(Dataset items)
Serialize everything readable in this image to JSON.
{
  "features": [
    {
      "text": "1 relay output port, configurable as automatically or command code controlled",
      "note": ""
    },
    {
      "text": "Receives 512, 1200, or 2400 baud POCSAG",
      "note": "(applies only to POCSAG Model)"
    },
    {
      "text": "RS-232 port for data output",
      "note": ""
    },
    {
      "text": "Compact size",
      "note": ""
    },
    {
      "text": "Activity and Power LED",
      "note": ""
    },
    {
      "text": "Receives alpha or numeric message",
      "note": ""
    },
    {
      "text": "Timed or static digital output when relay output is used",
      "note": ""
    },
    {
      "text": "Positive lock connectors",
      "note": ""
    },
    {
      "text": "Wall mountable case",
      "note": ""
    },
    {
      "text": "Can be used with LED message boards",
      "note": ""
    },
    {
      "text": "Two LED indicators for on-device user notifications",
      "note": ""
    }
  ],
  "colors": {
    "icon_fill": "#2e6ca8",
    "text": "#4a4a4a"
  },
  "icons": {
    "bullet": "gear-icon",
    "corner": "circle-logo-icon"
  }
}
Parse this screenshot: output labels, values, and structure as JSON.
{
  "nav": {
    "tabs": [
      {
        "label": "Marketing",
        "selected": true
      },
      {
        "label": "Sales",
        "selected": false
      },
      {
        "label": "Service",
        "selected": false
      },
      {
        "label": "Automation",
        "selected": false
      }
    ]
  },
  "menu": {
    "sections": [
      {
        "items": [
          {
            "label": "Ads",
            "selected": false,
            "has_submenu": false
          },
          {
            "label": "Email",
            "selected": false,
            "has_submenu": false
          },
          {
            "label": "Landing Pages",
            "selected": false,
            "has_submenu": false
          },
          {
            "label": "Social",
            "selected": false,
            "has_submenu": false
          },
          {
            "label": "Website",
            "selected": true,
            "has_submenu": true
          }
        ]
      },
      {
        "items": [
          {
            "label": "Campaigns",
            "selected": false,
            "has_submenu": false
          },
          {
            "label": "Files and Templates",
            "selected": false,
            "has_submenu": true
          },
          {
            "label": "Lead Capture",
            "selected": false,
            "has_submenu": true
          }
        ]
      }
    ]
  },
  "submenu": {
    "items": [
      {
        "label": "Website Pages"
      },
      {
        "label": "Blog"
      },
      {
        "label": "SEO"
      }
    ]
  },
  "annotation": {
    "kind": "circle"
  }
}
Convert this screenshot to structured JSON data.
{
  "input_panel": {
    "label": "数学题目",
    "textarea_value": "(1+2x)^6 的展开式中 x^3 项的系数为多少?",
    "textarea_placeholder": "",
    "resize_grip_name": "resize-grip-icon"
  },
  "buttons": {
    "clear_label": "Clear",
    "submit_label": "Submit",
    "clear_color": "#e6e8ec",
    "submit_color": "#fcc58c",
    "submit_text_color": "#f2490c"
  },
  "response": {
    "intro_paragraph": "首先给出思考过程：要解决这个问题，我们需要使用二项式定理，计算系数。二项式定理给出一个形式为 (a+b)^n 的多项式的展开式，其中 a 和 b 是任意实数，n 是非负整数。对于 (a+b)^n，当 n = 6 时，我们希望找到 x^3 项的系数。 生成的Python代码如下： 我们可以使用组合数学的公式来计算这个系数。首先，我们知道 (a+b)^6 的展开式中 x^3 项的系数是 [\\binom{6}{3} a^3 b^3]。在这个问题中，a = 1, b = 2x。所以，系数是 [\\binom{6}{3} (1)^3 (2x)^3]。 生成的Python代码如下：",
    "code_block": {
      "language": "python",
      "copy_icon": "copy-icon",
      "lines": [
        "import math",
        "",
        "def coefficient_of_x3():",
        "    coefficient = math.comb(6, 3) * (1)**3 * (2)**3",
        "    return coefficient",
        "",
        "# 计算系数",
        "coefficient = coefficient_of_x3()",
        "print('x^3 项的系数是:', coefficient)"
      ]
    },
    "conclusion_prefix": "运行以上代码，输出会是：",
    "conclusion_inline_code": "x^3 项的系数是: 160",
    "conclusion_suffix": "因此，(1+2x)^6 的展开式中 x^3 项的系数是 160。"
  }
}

→ **Work required**: Set down the entries above again, word for word.

→ **Response to this exercise**:
Serialize everything readable in this image to JSON.
{
  "features": [
    {
      "text": "1 relay output port, configurable as automatically or command code controlled",
      "note": ""
    },
    {
      "text": "Receives 512, 1200, or 2400 baud POCSAG",
      "note": "(applies only to POCSAG Model)"
    },
    {
      "text": "RS-232 port for data output",
      "note": ""
    },
    {
      "text": "Compact size",
      "note": ""
    },
    {
      "text": "Activity and Power LED",
      "note": ""
    },
    {
      "text": "Receives alpha or numeric message",
      "note": ""
    },
    {
      "text": "Timed or static digital output when relay output is used",
      "note": ""
    },
    {
      "text": "Positive lock connectors",
      "note": ""
    },
    {
      "text": "Wall mountable case",
      "note": ""
    },
    {
      "text": "Can be used with LED message boards",
      "note": ""
    },
    {
      "text": "Two LED indicators for on-device user notifications",
      "note": ""
    }
  ],
  "colors": {
    "icon_fill": "#2e6ca8",
    "text": "#4a4a4a"
  },
  "icons": {
    "bullet": "gear-icon",
    "corner": "circle-logo-icon"
  }
}
Parse this screenshot: output labels, values, and structure as JSON.
{
  "nav": {
    "tabs": [
      {
        "label": "Marketing",
        "selected": true
      },
      {
        "label": "Sales",
        "selected": false
      },
      {
        "label": "Service",
        "selected": false
      },
      {
        "label": "Automation",
        "selected": false
      }
    ]
  },
  "menu": {
    "sections": [
      {
        "items": [
          {
            "label": "Ads",
            "selected": false,
            "has_submenu": false
          },
          {
            "label": "Email",
            "selected": false,
            "has_submenu": false
          },
          {
            "label": "Landing Pages",
            "selected": false,
            "has_submenu": false
          },
          {
            "label": "Social",
            "selected": false,
            "has_submenu": false
          },
          {
            "label": "Website",
            "selected": true,
            "has_submenu": true
          }
        ]
      },
      {
        "items": [
          {
            "label": "Campaigns",
            "selected": false,
            "has_submenu": false
          },
          {
            "label": "Files and Templates",
            "selected": false,
            "has_submenu": true
          },
          {
            "label": "Lead Capture",
            "selected": false,
            "has_submenu": true
          }
        ]
      }
    ]
  },
  "submenu": {
    "items": [
      {
        "label": "Website Pages"
      },
      {
        "label": "Blog"
      },
      {
        "label": "SEO"
      }
    ]
  },
  "annotation": {
    "kind": "circle"
  }
}
Convert this screenshot to structured JSON data.
{
  "input_panel": {
    "label": "数学题目",
    "textarea_value": "(1+2x)^6 的展开式中 x^3 项的系数为多少?",
    "textarea_placeholder": "",
    "resize_grip_name": "resize-grip-icon"
  },
  "buttons": {
    "clear_label": "Clear",
    "submit_label": "Submit",
    "clear_color": "#e6e8ec",
    "submit_color": "#fcc58c",
    "submit_text_color": "#f2490c"
  },
  "response": {
    "intro_paragraph": "首先给出思考过程：要解决这个问题，我们需要使用二项式定理，计算系数。二项式定理给出一个形式为 (a+b)^n 的多项式的展开式，其中 a 和 b 是任意实数，n 是非负整数。对于 (a+b)^n，当 n = 6 时，我们希望找到 x^3 项的系数。 生成的Python代码如下： 我们可以使用组合数学的公式来计算这个系数。首先，我们知道 (a+b)^6 的展开式中 x^3 项的系数是 [\\binom{6}{3} a^3 b^3]。在这个问题中，a = 1, b = 2x。所以，系数是 [\\binom{6}{3} (1)^3 (2x)^3]。 生成的Python代码如下：",
    "code_block": {
      "language": "python",
      "copy_icon": "copy-icon",
      "lines": [
        "import math",
        "",
        "def coefficient_of_x3():",
        "    coefficient = math.comb(6, 3) * (1)**3 * (2)**3",
        "    return coefficient",
        "",
        "# 计算系数",
        "coefficient = coefficient_of_x3()",
        "print('x^3 项的系数是:', coefficient)"
      ]
    },
    "conclusion_prefix": "运行以上代码，输出会是：",
    "conclusion_inline_code": "x^3 项的系数是: 160",
    "conclusion_suffix": "因此，(1+2x)^6 的展开式中 x^3 项的系数是 160。"
  }
}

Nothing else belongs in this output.